What this task involves:
Please continue the passage below about Canadian Baptist volunteers rebuilding homes in New Orleans, starting right after its last sentence.

Quoted text:

NEW ORLEANS (BP)–“I wanted to return some favors,” the Canadian said.

Larry Spencer, who was the founding pastor of Discovery Baptist Church in Regina, Saskatchewan, remembers how volunteers helped build the church’s facility in 1978 and subsequently assisted with various ministries in the community.

“We never would have been able to build the church,” Spencer said, “without churches in the South.”

A mission trip to New Orleans thus gave Spencer an “opportunity to reciprocate.” Seeing the scope of Hurricane Katrina’s destruction, Spencer noted, “There are going to be opportunities for years to come for those who want to take on this kind of ministry or who have experience.”

Spencer and numerous others in the Canadian Convention of Southern Baptists have experienced firsthand the benefit of partnership in Kingdom work. In addition to assisting Canadian Baptist churches with ministry projects, volunteers helped build the CCSB mission center and seminary in Cochrane, Alberta.

Because “Canada has really benefited from volunteers … it was time for us to repay with what little bit we can do,” said Ken Ponath, construction coordinator for the 21-member Canadian Baptist Builders team.

“There’s no end to the need [in New Orleans],” Ponath said. “It’ll take years and years to get this place back to normal. It’ll take thousands of volunteers to get it back.”

Joining with other carpenters, electricians, accountants, retired pastors and office personnel from partner conventions in Arkansas and Kansas/Nebraska, the group spent a week rewiring, painting and installing insulation and sheetrock in 10 homes and at Gentilly Baptist Church.

Canadian Baptist Builders was established three years ago and the group worked on projects across Canada as well as disaster relief in Louisiana and Florida. For more than half of the Canadian volunteers who traveled to New Orleans, it was their first mission trip -– and one that left a lasting impression.

Moneen Wuthrich of Cochrane, wiped away tears in describing what she was seeing. “[P]eople are hurting and need the Lord…. [I]t helps to let them know they’re not forgotten.” She added, “Even the floods of the mighty Mississippi can’t keep God down.”

Provided material:
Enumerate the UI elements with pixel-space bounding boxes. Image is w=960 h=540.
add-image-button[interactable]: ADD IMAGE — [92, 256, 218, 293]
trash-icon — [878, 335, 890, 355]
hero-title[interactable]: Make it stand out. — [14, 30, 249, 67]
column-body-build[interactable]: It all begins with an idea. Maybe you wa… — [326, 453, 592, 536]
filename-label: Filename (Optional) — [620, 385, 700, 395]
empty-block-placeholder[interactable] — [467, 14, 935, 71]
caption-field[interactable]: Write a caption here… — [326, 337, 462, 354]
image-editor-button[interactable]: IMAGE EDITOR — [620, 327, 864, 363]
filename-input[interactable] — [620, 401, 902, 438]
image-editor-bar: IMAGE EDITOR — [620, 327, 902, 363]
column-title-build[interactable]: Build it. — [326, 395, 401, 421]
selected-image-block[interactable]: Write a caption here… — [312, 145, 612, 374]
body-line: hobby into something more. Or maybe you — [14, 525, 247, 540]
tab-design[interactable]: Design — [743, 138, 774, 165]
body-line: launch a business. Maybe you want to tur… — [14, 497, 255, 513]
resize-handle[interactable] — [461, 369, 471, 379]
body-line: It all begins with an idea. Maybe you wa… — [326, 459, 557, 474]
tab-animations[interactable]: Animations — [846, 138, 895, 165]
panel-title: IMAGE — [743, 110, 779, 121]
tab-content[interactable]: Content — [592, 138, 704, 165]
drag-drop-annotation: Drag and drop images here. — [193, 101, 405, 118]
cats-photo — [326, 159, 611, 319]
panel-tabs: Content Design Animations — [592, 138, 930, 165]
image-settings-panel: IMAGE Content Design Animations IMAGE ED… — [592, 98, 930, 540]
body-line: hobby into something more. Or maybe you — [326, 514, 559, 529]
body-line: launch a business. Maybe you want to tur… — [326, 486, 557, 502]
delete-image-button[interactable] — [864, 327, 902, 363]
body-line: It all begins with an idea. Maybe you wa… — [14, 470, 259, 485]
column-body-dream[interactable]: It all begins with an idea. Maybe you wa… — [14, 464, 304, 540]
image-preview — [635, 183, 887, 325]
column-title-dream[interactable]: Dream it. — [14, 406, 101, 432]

...

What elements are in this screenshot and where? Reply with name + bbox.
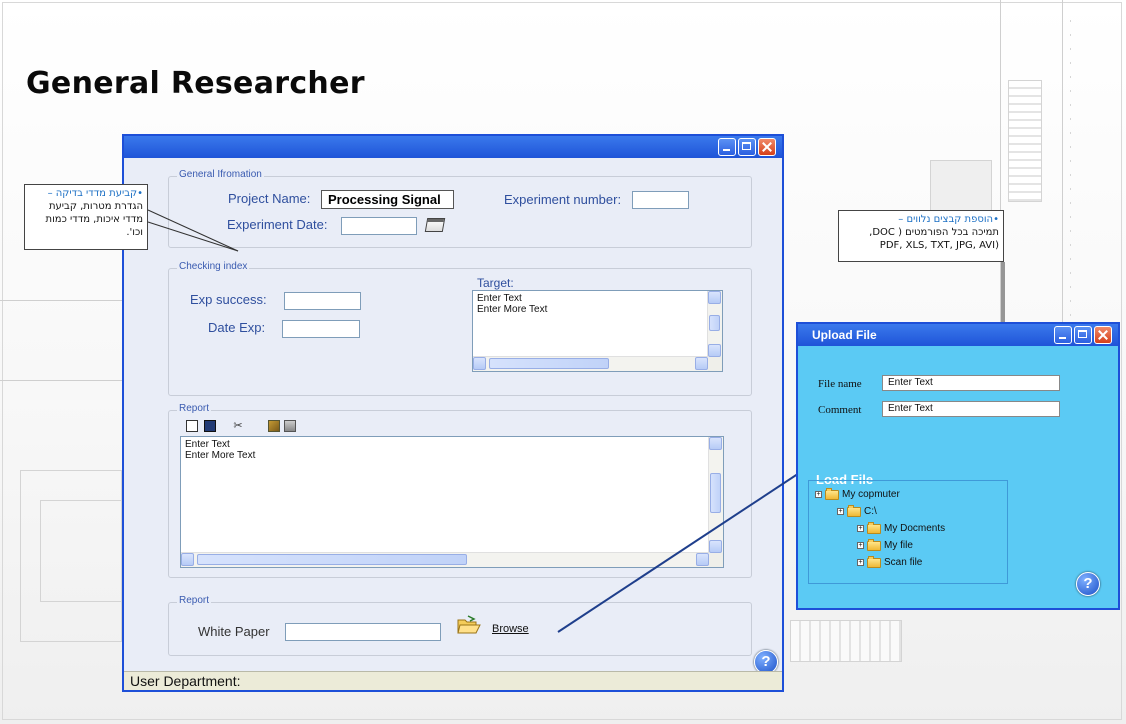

Result for this task:
Tisha Murrihill, a professional harpist from Calgary, had no prior experience with construction work and admitted she was hesitant to go due to “worry about [her] fingers.” But after attending a prayer meeting, she knew God wanted her in New Orleans last February. “I want to be a pair of hands and feet, however God wants to use me,” she said, adding, “I bought a basic wiring book to read on the plane.”

Working diligently to measure where electrical wire would be placed in one home, Murrihill stared out a window frame and said earlier volunteers had “done so much already, but you can’t believe how much there is left to do…. All I can think about is, When can I come back?”

John L. Yeats, communications director for the Louisiana Baptist Convention, reflected, “I have served in the Northwest and understand how crucial volunteers are to the planting of Southern Baptist churches. Now these folks are saying ‘thank you’ with their time, skills and testimonies in New Orleans.”

For homeowner Jerry Dean Queen, having a team of volunteers help rebuild her home “really makes you feel like someone cares. You don’t get this every day … when someone comes from Canada to help. I feel like they’re God-sent people.”
Stacey Billger is the missions media strategist for the Louisiana Baptist Convention Communications Team.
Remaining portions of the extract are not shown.